**Supplied material**
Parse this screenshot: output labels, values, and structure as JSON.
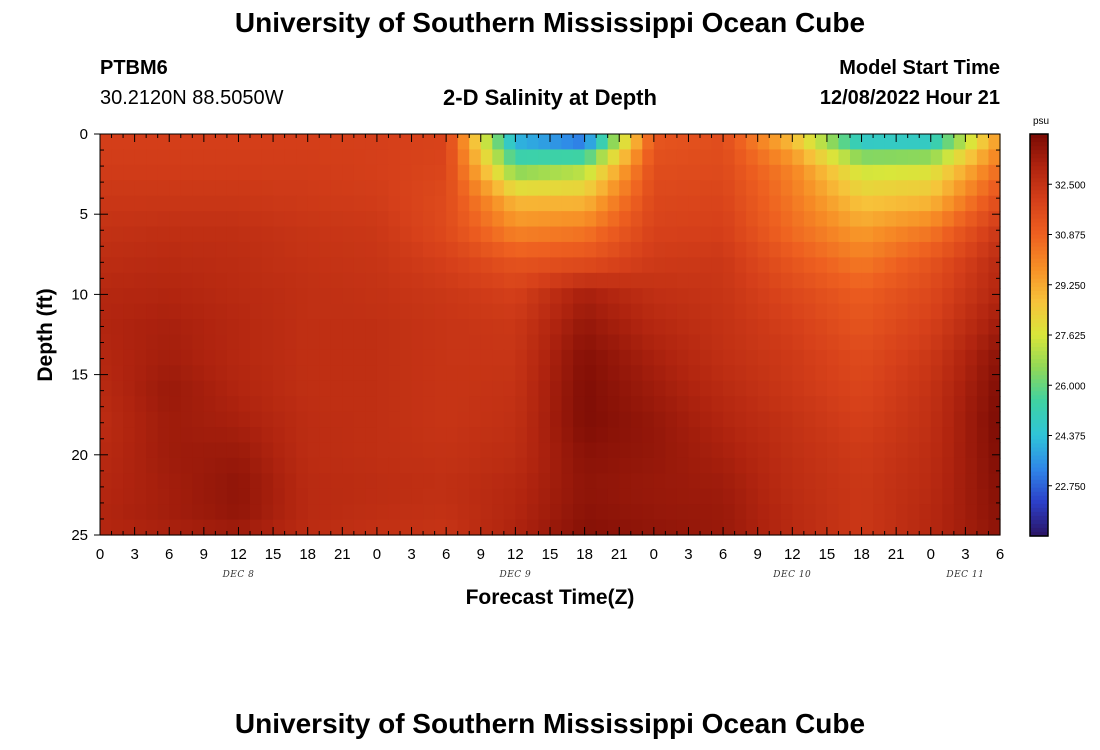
{
  "page": {
    "title_top": "University of Southern Mississippi Ocean Cube",
    "title_bottom": "University of Southern Mississippi Ocean Cube",
    "station_id": "PTBM6",
    "station_coords": "30.2120N  88.5050W",
    "model_start_label": "Model Start Time",
    "model_start_value": "12/08/2022 Hour 21"
  },
  "chart_data": {
    "type": "heatmap",
    "title": "2-D Salinity at Depth",
    "xlabel": "Forecast Time(Z)",
    "ylabel": "Depth (ft)",
    "units_label": "psu",
    "x_start_hour": 0,
    "x_step_hours": 3,
    "x_tick_labels": [
      "0",
      "3",
      "6",
      "9",
      "12",
      "15",
      "18",
      "21",
      "0",
      "3",
      "6",
      "9",
      "12",
      "15",
      "18",
      "21",
      "0",
      "3",
      "6",
      "9",
      "12",
      "15",
      "18",
      "21",
      "0",
      "3",
      "6"
    ],
    "day_labels": [
      {
        "label": "DEC 8",
        "hour": 12
      },
      {
        "label": "DEC 9",
        "hour": 36
      },
      {
        "label": "DEC 10",
        "hour": 60
      },
      {
        "label": "DEC 11",
        "hour": 75
      }
    ],
    "y_ticks": [
      0,
      5,
      10,
      15,
      20,
      25
    ],
    "ylim": [
      0,
      25
    ],
    "xlim": [
      0,
      78
    ],
    "colorbar": {
      "min": 21.125,
      "max": 34.125,
      "tick_values": [
        32.5,
        30.875,
        29.25,
        27.625,
        26.0,
        24.375,
        22.75
      ],
      "tick_labels": [
        "32.500",
        "30.875",
        "29.250",
        "27.625",
        "26.000",
        "24.375",
        "22.750"
      ],
      "colors": [
        "#2b1464",
        "#2c3fc8",
        "#2f86e8",
        "#2fc4d8",
        "#3ed2a4",
        "#8fd858",
        "#d9e63a",
        "#f7c23a",
        "#f78f26",
        "#ee6020",
        "#d6401a",
        "#b0240f",
        "#7a0b04"
      ]
    },
    "grid": false,
    "columns_hour": [
      0,
      6,
      12,
      18,
      24,
      30,
      36,
      42,
      48,
      54,
      60,
      66,
      72,
      78
    ],
    "rows_depth_ft": [
      0,
      2,
      4,
      6,
      8,
      10,
      12,
      14,
      16,
      18,
      20,
      22,
      24,
      25
    ],
    "salinity_psu": [
      [
        32.0,
        32.0,
        32.0,
        32.0,
        32.0,
        31.9,
        23.5,
        22.0,
        31.2,
        31.5,
        28.5,
        24.0,
        24.0,
        29.5
      ],
      [
        32.1,
        32.1,
        32.1,
        32.1,
        32.0,
        31.8,
        26.0,
        26.8,
        31.5,
        31.6,
        30.0,
        27.3,
        27.5,
        30.5
      ],
      [
        32.3,
        32.3,
        32.3,
        32.2,
        32.1,
        31.6,
        28.8,
        28.8,
        31.7,
        31.8,
        30.3,
        28.5,
        28.8,
        31.5
      ],
      [
        32.5,
        32.6,
        32.6,
        32.4,
        32.3,
        31.6,
        30.0,
        30.3,
        31.9,
        32.0,
        30.6,
        29.5,
        30.3,
        32.3
      ],
      [
        32.7,
        32.8,
        32.7,
        32.5,
        32.4,
        32.0,
        31.3,
        31.5,
        32.2,
        32.3,
        31.2,
        30.3,
        31.3,
        32.8
      ],
      [
        32.9,
        33.0,
        32.8,
        32.6,
        32.5,
        32.3,
        32.0,
        33.2,
        32.6,
        32.4,
        31.7,
        31.0,
        31.7,
        33.0
      ],
      [
        33.0,
        33.2,
        32.9,
        32.6,
        32.6,
        32.4,
        32.3,
        33.6,
        32.9,
        32.5,
        32.0,
        31.3,
        32.0,
        33.4
      ],
      [
        32.9,
        33.3,
        32.9,
        32.6,
        32.6,
        32.4,
        32.4,
        33.9,
        33.2,
        32.6,
        32.2,
        31.6,
        32.3,
        33.8
      ],
      [
        32.8,
        33.5,
        33.0,
        32.6,
        32.6,
        32.4,
        32.5,
        34.0,
        33.4,
        32.8,
        32.3,
        31.8,
        32.5,
        34.0
      ],
      [
        32.7,
        33.4,
        33.2,
        32.7,
        32.6,
        32.4,
        32.6,
        34.0,
        33.6,
        33.0,
        32.5,
        32.0,
        32.6,
        34.1
      ],
      [
        32.8,
        33.4,
        33.5,
        32.7,
        32.6,
        32.5,
        32.7,
        33.8,
        33.6,
        33.2,
        32.6,
        32.2,
        32.7,
        34.0
      ],
      [
        32.9,
        33.3,
        33.7,
        32.8,
        32.7,
        32.6,
        32.9,
        33.7,
        33.5,
        33.4,
        32.7,
        32.3,
        32.8,
        33.9
      ],
      [
        33.0,
        33.3,
        33.6,
        32.8,
        32.6,
        32.5,
        33.0,
        33.8,
        33.6,
        33.5,
        32.8,
        32.3,
        32.9,
        33.8
      ],
      [
        32.9,
        33.1,
        33.3,
        32.7,
        32.5,
        32.4,
        33.1,
        33.9,
        33.7,
        33.5,
        32.8,
        32.3,
        32.9,
        33.7
      ]
    ]
  }
}
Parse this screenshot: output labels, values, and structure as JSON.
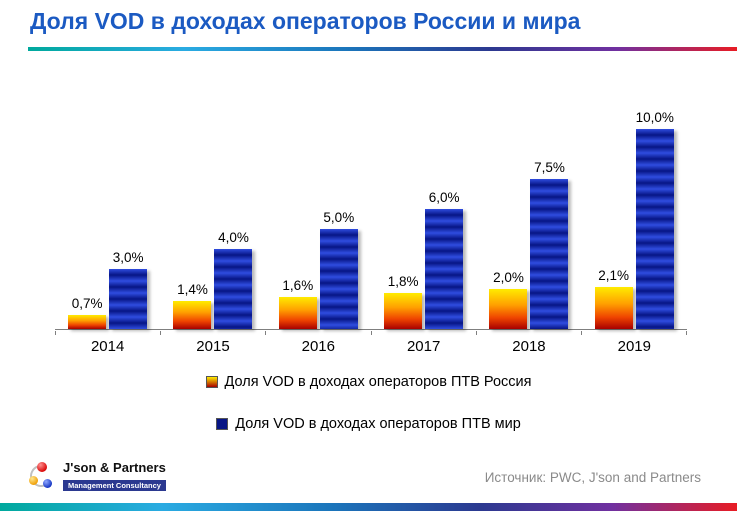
{
  "title": "Доля VOD в доходах операторов России и мира",
  "chart_data": {
    "type": "bar",
    "categories": [
      "2014",
      "2015",
      "2016",
      "2017",
      "2018",
      "2019"
    ],
    "series": [
      {
        "name": "Доля VOD в доходах операторов ПТВ Россия",
        "values": [
          0.7,
          1.4,
          1.6,
          1.8,
          2.0,
          2.1
        ],
        "labels": [
          "0,7%",
          "1,4%",
          "1,6%",
          "1,8%",
          "2,0%",
          "2,1%"
        ],
        "color": "#e04000"
      },
      {
        "name": "Доля VOD в доходах операторов ПТВ мир",
        "values": [
          3.0,
          4.0,
          5.0,
          6.0,
          7.5,
          10.0
        ],
        "labels": [
          "3,0%",
          "4,0%",
          "5,0%",
          "6,0%",
          "7,5%",
          "10,0%"
        ],
        "color": "#1226b0"
      }
    ],
    "title": "Доля VOD в доходах операторов России и мира",
    "xlabel": "",
    "ylabel": "",
    "ylim": [
      0,
      10.5
    ],
    "grid": false,
    "y_axis_visible": false,
    "legend_position": "bottom",
    "value_label_format": "decimal-comma-percent"
  },
  "footer": {
    "logo_title": "J'son & Partners",
    "logo_subtitle": "Management Consultancy",
    "source": "Источник: PWC, J'son and Partners"
  },
  "colors": {
    "title_color": "#1b5ac2",
    "russia_top": "#ffec00",
    "russia_mid": "#ffa000",
    "russia_bottom": "#a80000",
    "world_blue_light": "#2f4de0",
    "world_blue_dark": "#071585",
    "source_gray": "#8a8a8a"
  }
}
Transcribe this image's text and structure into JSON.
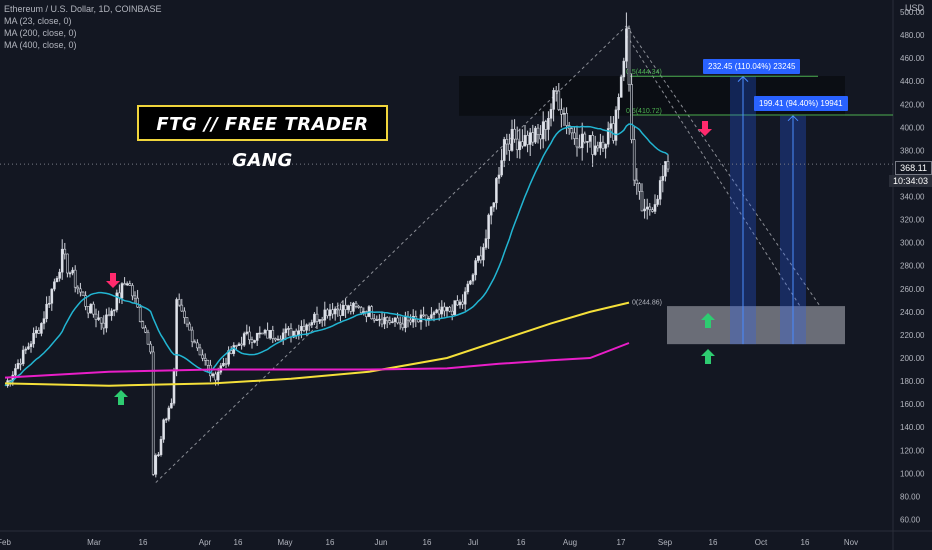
{
  "legend": {
    "symbol": "Ethereum / U.S. Dollar, 1D, COINBASE",
    "ma23": "MA (23, close, 0)",
    "ma200": "MA (200, close, 0)",
    "ma400": "MA (400, close, 0)"
  },
  "currency": "USD",
  "banner": "FTG // FREE TRADER GANG",
  "price_badge": {
    "price": "368.11",
    "countdown": "10:34:03"
  },
  "colors": {
    "background": "#131722",
    "up": "#e0e3eb",
    "down": "#131722",
    "ma23": "#22b5d2",
    "ma200": "#f5e03a",
    "ma400": "#e91ec8",
    "fib_line": "#4caf50",
    "tag_blue": "#2962ff",
    "arrow_down": "#ff2a6d",
    "arrow_up": "#2ecc71"
  },
  "chart_data": {
    "type": "candlestick",
    "y_axis": {
      "min": 50,
      "max": 500,
      "ticks": [
        60,
        80,
        100,
        120,
        140,
        160,
        180,
        200,
        220,
        240,
        260,
        280,
        300,
        320,
        340,
        360,
        380,
        400,
        420,
        440,
        460,
        480,
        500
      ]
    },
    "x_axis": {
      "labels": [
        "Feb",
        "Mar",
        "16",
        "Apr",
        "16",
        "May",
        "16",
        "Jun",
        "16",
        "Jul",
        "16",
        "Aug",
        "17",
        "Sep",
        "16",
        "Oct",
        "16",
        "Nov"
      ]
    },
    "anchors": [
      {
        "d": 0,
        "p": 176
      },
      {
        "d": 14,
        "p": 230
      },
      {
        "d": 22,
        "p": 288
      },
      {
        "d": 32,
        "p": 243
      },
      {
        "d": 38,
        "p": 230
      },
      {
        "d": 47,
        "p": 268
      },
      {
        "d": 56,
        "p": 210
      },
      {
        "d": 66,
        "p": 245
      },
      {
        "d": 73,
        "p": 215
      },
      {
        "d": 80,
        "p": 182
      },
      {
        "d": 84,
        "p": 196
      },
      {
        "d": 92,
        "p": 218
      },
      {
        "d": 100,
        "p": 220
      },
      {
        "d": 110,
        "p": 222
      },
      {
        "d": 125,
        "p": 243
      },
      {
        "d": 138,
        "p": 242
      },
      {
        "d": 150,
        "p": 230
      },
      {
        "d": 160,
        "p": 232
      },
      {
        "d": 170,
        "p": 240
      },
      {
        "d": 176,
        "p": 248
      },
      {
        "d": 185,
        "p": 304
      },
      {
        "d": 192,
        "p": 389
      },
      {
        "d": 200,
        "p": 390
      },
      {
        "d": 206,
        "p": 392
      },
      {
        "d": 212,
        "p": 430
      },
      {
        "d": 218,
        "p": 395
      },
      {
        "d": 226,
        "p": 384
      },
      {
        "d": 234,
        "p": 398
      },
      {
        "d": 239,
        "p": 480
      },
      {
        "d": 242,
        "p": 352
      },
      {
        "d": 246,
        "p": 322
      },
      {
        "d": 250,
        "p": 338
      },
      {
        "d": 255,
        "p": 368
      }
    ],
    "arch_low": {
      "d": 58,
      "p": 100
    },
    "top": {
      "d": 239,
      "p": 478
    },
    "fib_levels": [
      {
        "label": "0.5(444.34)",
        "price": 444.34
      },
      {
        "label": "0.5(410.72)",
        "price": 410.72
      },
      {
        "label": "0(244.86)",
        "price": 244.86
      }
    ],
    "zones": [
      {
        "name": "resistance",
        "from": 410,
        "to": 444
      },
      {
        "name": "support",
        "from": 212,
        "to": 245
      }
    ],
    "targets": [
      {
        "label": "232.45 (110.04%) 23245",
        "from": 444,
        "to": 212
      },
      {
        "label": "199.41 (94.40%) 19941",
        "from": 410,
        "to": 212
      }
    ],
    "last_price": 368.11
  }
}
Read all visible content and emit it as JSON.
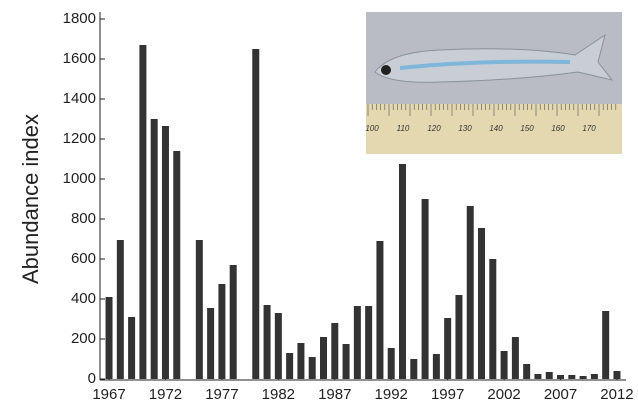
{
  "chart_data": {
    "type": "bar",
    "y_label": "Abundance index",
    "color": "#333333",
    "x": [
      1967,
      1968,
      1969,
      1970,
      1971,
      1972,
      1973,
      1974,
      1975,
      1976,
      1977,
      1978,
      1979,
      1980,
      1981,
      1982,
      1983,
      1984,
      1985,
      1986,
      1987,
      1988,
      1989,
      1990,
      1991,
      1992,
      1993,
      1994,
      1995,
      1996,
      1997,
      1998,
      1999,
      2000,
      2001,
      2002,
      2003,
      2004,
      2005,
      2006,
      2007,
      2008,
      2009,
      2010,
      2011,
      2012
    ],
    "values": [
      410,
      695,
      310,
      1670,
      1300,
      1265,
      1140,
      null,
      695,
      355,
      475,
      570,
      null,
      1650,
      370,
      330,
      130,
      180,
      110,
      210,
      280,
      175,
      365,
      365,
      690,
      155,
      1075,
      100,
      900,
      125,
      305,
      420,
      865,
      755,
      600,
      140,
      210,
      75,
      25,
      35,
      20,
      20,
      15,
      25,
      340,
      40
    ],
    "xlim": [
      1966.2,
      2012.8
    ],
    "xticks": [
      1967,
      1972,
      1977,
      1982,
      1987,
      1992,
      1997,
      2002,
      2007,
      2012
    ],
    "ylim": [
      0,
      1800
    ],
    "yticks": [
      0,
      200,
      400,
      600,
      800,
      1000,
      1200,
      1400,
      1600,
      1800
    ],
    "inset_ruler_labels": [
      "100",
      "110",
      "120",
      "130",
      "140",
      "150",
      "160",
      "170"
    ]
  }
}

**What you need to do**
Output only the lines running from the line with "Read all visible content and emit it as JSON." through the last line of the entries above, inclusive, with pictures excluded.

**Response to the task**
Read all visible content and emit it as JSON.
{
  "chart_data": {
    "type": "bar",
    "y_label": "Abundance index",
    "color": "#333333",
    "x": [
      1967,
      1968,
      1969,
      1970,
      1971,
      1972,
      1973,
      1974,
      1975,
      1976,
      1977,
      1978,
      1979,
      1980,
      1981,
      1982,
      1983,
      1984,
      1985,
      1986,
      1987,
      1988,
      1989,
      1990,
      1991,
      1992,
      1993,
      1994,
      1995,
      1996,
      1997,
      1998,
      1999,
      2000,
      2001,
      2002,
      2003,
      2004,
      2005,
      2006,
      2007,
      2008,
      2009,
      2010,
      2011,
      2012
    ],
    "values": [
      410,
      695,
      310,
      1670,
      1300,
      1265,
      1140,
      null,
      695,
      355,
      475,
      570,
      null,
      1650,
      370,
      330,
      130,
      180,
      110,
      210,
      280,
      175,
      365,
      365,
      690,
      155,
      1075,
      100,
      900,
      125,
      305,
      420,
      865,
      755,
      600,
      140,
      210,
      75,
      25,
      35,
      20,
      20,
      15,
      25,
      340,
      40
    ],
    "xlim": [
      1966.2,
      2012.8
    ],
    "xticks": [
      1967,
      1972,
      1977,
      1982,
      1987,
      1992,
      1997,
      2002,
      2007,
      2012
    ],
    "ylim": [
      0,
      1800
    ],
    "yticks": [
      0,
      200,
      400,
      600,
      800,
      1000,
      1200,
      1400,
      1600,
      1800
    ],
    "inset_ruler_labels": [
      "100",
      "110",
      "120",
      "130",
      "140",
      "150",
      "160",
      "170"
    ]
  }
}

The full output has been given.